Dataset entries:
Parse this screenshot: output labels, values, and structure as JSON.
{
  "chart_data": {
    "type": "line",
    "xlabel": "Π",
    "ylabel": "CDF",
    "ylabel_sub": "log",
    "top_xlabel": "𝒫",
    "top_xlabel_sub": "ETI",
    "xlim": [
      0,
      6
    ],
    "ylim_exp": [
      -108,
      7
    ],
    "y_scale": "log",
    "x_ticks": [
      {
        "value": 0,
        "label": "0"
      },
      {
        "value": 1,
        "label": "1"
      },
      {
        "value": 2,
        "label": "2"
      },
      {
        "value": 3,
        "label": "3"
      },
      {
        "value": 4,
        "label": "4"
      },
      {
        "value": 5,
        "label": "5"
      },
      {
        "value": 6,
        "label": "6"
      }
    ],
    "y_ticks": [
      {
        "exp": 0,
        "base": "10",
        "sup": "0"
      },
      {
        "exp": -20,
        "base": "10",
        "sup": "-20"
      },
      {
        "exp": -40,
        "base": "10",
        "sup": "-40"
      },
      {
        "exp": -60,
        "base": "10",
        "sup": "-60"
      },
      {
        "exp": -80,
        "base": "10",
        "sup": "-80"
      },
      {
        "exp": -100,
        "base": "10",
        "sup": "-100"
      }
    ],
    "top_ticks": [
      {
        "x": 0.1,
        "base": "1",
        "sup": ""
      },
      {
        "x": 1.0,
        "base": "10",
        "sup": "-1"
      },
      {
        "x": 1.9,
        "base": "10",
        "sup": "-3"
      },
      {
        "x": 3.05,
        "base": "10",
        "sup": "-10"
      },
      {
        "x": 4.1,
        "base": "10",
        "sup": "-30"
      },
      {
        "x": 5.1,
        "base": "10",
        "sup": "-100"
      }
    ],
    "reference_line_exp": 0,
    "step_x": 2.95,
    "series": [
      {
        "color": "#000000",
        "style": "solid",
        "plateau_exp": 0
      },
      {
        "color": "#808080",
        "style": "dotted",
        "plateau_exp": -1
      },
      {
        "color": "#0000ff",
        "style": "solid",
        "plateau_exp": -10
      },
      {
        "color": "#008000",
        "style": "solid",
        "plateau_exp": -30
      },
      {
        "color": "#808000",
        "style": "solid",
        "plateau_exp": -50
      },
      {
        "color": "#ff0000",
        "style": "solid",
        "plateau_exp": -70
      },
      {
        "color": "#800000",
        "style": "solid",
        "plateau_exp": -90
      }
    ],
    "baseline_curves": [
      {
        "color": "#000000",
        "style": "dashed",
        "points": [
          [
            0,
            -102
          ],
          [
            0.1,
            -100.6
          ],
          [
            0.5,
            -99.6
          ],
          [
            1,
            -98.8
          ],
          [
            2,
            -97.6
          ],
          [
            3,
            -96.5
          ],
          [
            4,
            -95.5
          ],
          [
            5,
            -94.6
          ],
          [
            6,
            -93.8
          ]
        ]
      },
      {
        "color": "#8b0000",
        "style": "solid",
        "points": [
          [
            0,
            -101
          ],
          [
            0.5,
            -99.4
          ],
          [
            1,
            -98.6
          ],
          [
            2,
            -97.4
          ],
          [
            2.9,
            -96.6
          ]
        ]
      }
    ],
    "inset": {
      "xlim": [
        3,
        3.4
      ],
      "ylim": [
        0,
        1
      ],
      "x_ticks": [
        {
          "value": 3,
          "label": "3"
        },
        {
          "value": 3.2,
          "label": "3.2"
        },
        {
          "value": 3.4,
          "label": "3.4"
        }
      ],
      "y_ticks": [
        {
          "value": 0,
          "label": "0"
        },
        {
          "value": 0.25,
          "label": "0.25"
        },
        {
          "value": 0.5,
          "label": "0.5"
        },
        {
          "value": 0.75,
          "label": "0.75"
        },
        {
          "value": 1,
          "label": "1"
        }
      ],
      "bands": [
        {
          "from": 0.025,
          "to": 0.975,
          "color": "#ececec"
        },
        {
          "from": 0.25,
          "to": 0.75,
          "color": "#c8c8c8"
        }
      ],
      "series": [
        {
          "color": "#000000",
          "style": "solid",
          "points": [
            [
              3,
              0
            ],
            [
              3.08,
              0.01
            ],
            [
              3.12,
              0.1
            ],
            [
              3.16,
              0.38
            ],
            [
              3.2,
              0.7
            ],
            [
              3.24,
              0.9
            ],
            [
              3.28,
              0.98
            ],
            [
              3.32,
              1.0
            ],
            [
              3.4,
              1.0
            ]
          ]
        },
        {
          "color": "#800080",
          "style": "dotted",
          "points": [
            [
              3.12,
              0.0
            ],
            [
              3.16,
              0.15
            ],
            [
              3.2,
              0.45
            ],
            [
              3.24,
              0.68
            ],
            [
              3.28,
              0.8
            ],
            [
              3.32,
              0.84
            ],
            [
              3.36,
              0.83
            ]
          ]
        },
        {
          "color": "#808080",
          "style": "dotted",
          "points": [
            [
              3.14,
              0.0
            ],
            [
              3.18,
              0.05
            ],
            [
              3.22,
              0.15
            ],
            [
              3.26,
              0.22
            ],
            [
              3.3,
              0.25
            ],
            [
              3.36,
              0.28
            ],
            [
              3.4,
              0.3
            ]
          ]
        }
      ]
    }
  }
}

Task statement -> Reproduce each record exactly as it appears.

Response for this exercise ->
Parse this screenshot: output labels, values, and structure as JSON.
{
  "chart_data": {
    "type": "line",
    "xlabel": "Π",
    "ylabel": "CDF",
    "ylabel_sub": "log",
    "top_xlabel": "𝒫",
    "top_xlabel_sub": "ETI",
    "xlim": [
      0,
      6
    ],
    "ylim_exp": [
      -108,
      7
    ],
    "y_scale": "log",
    "x_ticks": [
      {
        "value": 0,
        "label": "0"
      },
      {
        "value": 1,
        "label": "1"
      },
      {
        "value": 2,
        "label": "2"
      },
      {
        "value": 3,
        "label": "3"
      },
      {
        "value": 4,
        "label": "4"
      },
      {
        "value": 5,
        "label": "5"
      },
      {
        "value": 6,
        "label": "6"
      }
    ],
    "y_ticks": [
      {
        "exp": 0,
        "base": "10",
        "sup": "0"
      },
      {
        "exp": -20,
        "base": "10",
        "sup": "-20"
      },
      {
        "exp": -40,
        "base": "10",
        "sup": "-40"
      },
      {
        "exp": -60,
        "base": "10",
        "sup": "-60"
      },
      {
        "exp": -80,
        "base": "10",
        "sup": "-80"
      },
      {
        "exp": -100,
        "base": "10",
        "sup": "-100"
      }
    ],
    "top_ticks": [
      {
        "x": 0.1,
        "base": "1",
        "sup": ""
      },
      {
        "x": 1.0,
        "base": "10",
        "sup": "-1"
      },
      {
        "x": 1.9,
        "base": "10",
        "sup": "-3"
      },
      {
        "x": 3.05,
        "base": "10",
        "sup": "-10"
      },
      {
        "x": 4.1,
        "base": "10",
        "sup": "-30"
      },
      {
        "x": 5.1,
        "base": "10",
        "sup": "-100"
      }
    ],
    "reference_line_exp": 0,
    "step_x": 2.95,
    "series": [
      {
        "color": "#000000",
        "style": "solid",
        "plateau_exp": 0
      },
      {
        "color": "#808080",
        "style": "dotted",
        "plateau_exp": -1
      },
      {
        "color": "#0000ff",
        "style": "solid",
        "plateau_exp": -10
      },
      {
        "color": "#008000",
        "style": "solid",
        "plateau_exp": -30
      },
      {
        "color": "#808000",
        "style": "solid",
        "plateau_exp": -50
      },
      {
        "color": "#ff0000",
        "style": "solid",
        "plateau_exp": -70
      },
      {
        "color": "#800000",
        "style": "solid",
        "plateau_exp": -90
      }
    ],
    "baseline_curves": [
      {
        "color": "#000000",
        "style": "dashed",
        "points": [
          [
            0,
            -102
          ],
          [
            0.1,
            -100.6
          ],
          [
            0.5,
            -99.6
          ],
          [
            1,
            -98.8
          ],
          [
            2,
            -97.6
          ],
          [
            3,
            -96.5
          ],
          [
            4,
            -95.5
          ],
          [
            5,
            -94.6
          ],
          [
            6,
            -93.8
          ]
        ]
      },
      {
        "color": "#8b0000",
        "style": "solid",
        "points": [
          [
            0,
            -101
          ],
          [
            0.5,
            -99.4
          ],
          [
            1,
            -98.6
          ],
          [
            2,
            -97.4
          ],
          [
            2.9,
            -96.6
          ]
        ]
      }
    ],
    "inset": {
      "xlim": [
        3,
        3.4
      ],
      "ylim": [
        0,
        1
      ],
      "x_ticks": [
        {
          "value": 3,
          "label": "3"
        },
        {
          "value": 3.2,
          "label": "3.2"
        },
        {
          "value": 3.4,
          "label": "3.4"
        }
      ],
      "y_ticks": [
        {
          "value": 0,
          "label": "0"
        },
        {
          "value": 0.25,
          "label": "0.25"
        },
        {
          "value": 0.5,
          "label": "0.5"
        },
        {
          "value": 0.75,
          "label": "0.75"
        },
        {
          "value": 1,
          "label": "1"
        }
      ],
      "bands": [
        {
          "from": 0.025,
          "to": 0.975,
          "color": "#ececec"
        },
        {
          "from": 0.25,
          "to": 0.75,
          "color": "#c8c8c8"
        }
      ],
      "series": [
        {
          "color": "#000000",
          "style": "solid",
          "points": [
            [
              3,
              0
            ],
            [
              3.08,
              0.01
            ],
            [
              3.12,
              0.1
            ],
            [
              3.16,
              0.38
            ],
            [
              3.2,
              0.7
            ],
            [
              3.24,
              0.9
            ],
            [
              3.28,
              0.98
            ],
            [
              3.32,
              1.0
            ],
            [
              3.4,
              1.0
            ]
          ]
        },
        {
          "color": "#800080",
          "style": "dotted",
          "points": [
            [
              3.12,
              0.0
            ],
            [
              3.16,
              0.15
            ],
            [
              3.2,
              0.45
            ],
            [
              3.24,
              0.68
            ],
            [
              3.28,
              0.8
            ],
            [
              3.32,
              0.84
            ],
            [
              3.36,
              0.83
            ]
          ]
        },
        {
          "color": "#808080",
          "style": "dotted",
          "points": [
            [
              3.14,
              0.0
            ],
            [
              3.18,
              0.05
            ],
            [
              3.22,
              0.15
            ],
            [
              3.26,
              0.22
            ],
            [
              3.3,
              0.25
            ],
            [
              3.36,
              0.28
            ],
            [
              3.4,
              0.3
            ]
          ]
        }
      ]
    }
  }
}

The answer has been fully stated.